:: Information shown

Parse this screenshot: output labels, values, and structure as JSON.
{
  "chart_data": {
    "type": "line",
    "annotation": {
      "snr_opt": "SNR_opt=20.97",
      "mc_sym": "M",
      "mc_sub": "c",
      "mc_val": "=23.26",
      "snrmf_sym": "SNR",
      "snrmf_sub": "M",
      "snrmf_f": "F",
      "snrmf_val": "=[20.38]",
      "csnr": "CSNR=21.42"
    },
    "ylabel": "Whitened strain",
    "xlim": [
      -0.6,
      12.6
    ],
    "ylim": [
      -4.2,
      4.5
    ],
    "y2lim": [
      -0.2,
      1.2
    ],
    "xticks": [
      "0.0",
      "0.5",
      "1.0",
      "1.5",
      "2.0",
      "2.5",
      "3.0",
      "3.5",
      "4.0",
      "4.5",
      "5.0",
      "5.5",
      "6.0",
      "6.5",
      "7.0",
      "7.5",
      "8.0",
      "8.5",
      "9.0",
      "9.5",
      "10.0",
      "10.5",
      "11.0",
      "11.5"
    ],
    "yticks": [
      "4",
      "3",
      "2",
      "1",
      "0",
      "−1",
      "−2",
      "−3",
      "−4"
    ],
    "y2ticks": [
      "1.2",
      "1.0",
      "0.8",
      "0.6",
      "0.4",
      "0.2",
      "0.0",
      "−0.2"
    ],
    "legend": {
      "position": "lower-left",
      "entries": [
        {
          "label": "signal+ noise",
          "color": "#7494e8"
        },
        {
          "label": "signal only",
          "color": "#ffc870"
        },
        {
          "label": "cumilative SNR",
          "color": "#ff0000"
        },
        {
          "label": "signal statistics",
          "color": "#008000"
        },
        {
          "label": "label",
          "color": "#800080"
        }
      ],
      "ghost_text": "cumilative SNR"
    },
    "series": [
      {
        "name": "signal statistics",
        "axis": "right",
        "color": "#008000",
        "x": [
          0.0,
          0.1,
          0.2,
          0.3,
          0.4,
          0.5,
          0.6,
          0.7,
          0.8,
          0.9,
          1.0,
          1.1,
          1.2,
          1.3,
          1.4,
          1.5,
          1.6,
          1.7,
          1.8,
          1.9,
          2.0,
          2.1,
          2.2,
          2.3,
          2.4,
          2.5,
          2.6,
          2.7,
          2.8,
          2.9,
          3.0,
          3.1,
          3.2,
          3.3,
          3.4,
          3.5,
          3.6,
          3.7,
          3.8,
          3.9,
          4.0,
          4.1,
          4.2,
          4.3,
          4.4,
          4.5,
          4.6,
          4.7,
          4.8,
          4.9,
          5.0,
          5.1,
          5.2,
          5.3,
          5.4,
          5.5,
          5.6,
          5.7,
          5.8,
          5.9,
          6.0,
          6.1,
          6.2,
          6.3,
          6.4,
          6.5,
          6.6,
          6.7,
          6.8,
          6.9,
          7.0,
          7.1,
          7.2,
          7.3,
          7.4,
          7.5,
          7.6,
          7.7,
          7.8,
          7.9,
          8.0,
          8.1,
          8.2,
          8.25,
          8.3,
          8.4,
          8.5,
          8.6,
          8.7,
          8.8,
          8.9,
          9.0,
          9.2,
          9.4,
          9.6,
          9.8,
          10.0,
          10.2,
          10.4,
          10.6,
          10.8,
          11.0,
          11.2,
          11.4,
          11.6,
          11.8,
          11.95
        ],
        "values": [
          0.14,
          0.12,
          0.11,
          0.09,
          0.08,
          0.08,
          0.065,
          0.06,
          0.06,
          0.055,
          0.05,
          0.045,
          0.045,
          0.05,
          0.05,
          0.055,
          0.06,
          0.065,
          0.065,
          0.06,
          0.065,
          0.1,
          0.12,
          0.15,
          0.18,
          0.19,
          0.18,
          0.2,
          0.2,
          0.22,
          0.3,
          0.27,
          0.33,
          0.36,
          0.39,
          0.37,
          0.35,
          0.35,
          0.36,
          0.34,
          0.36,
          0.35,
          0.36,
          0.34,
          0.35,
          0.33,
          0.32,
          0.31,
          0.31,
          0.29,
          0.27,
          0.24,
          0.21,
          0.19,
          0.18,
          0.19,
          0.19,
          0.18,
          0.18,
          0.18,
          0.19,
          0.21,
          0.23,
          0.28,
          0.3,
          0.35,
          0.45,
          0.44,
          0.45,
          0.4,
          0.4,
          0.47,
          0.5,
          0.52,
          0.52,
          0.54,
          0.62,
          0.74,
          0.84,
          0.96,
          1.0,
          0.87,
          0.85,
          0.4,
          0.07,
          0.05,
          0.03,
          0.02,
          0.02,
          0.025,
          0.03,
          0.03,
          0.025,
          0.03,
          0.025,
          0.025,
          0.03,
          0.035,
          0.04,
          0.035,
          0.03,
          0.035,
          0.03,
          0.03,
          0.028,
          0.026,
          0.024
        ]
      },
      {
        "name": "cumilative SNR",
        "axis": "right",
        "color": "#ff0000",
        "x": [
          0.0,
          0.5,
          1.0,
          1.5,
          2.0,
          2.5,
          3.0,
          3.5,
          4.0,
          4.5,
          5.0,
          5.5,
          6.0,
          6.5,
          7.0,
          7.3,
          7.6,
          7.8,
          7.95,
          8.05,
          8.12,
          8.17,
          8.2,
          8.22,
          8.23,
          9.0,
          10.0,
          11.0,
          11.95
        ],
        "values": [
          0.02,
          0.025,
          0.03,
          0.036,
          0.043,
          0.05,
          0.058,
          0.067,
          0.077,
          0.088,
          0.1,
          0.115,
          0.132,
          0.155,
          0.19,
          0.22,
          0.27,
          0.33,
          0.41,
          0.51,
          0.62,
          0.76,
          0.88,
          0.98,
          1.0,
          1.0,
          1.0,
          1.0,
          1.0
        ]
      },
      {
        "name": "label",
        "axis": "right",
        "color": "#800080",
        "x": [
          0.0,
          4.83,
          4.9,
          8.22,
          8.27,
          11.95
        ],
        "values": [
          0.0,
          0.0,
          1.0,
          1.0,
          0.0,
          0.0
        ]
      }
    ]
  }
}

::::

Lines containing "signal" are to be counted. State the total and add nothing.

4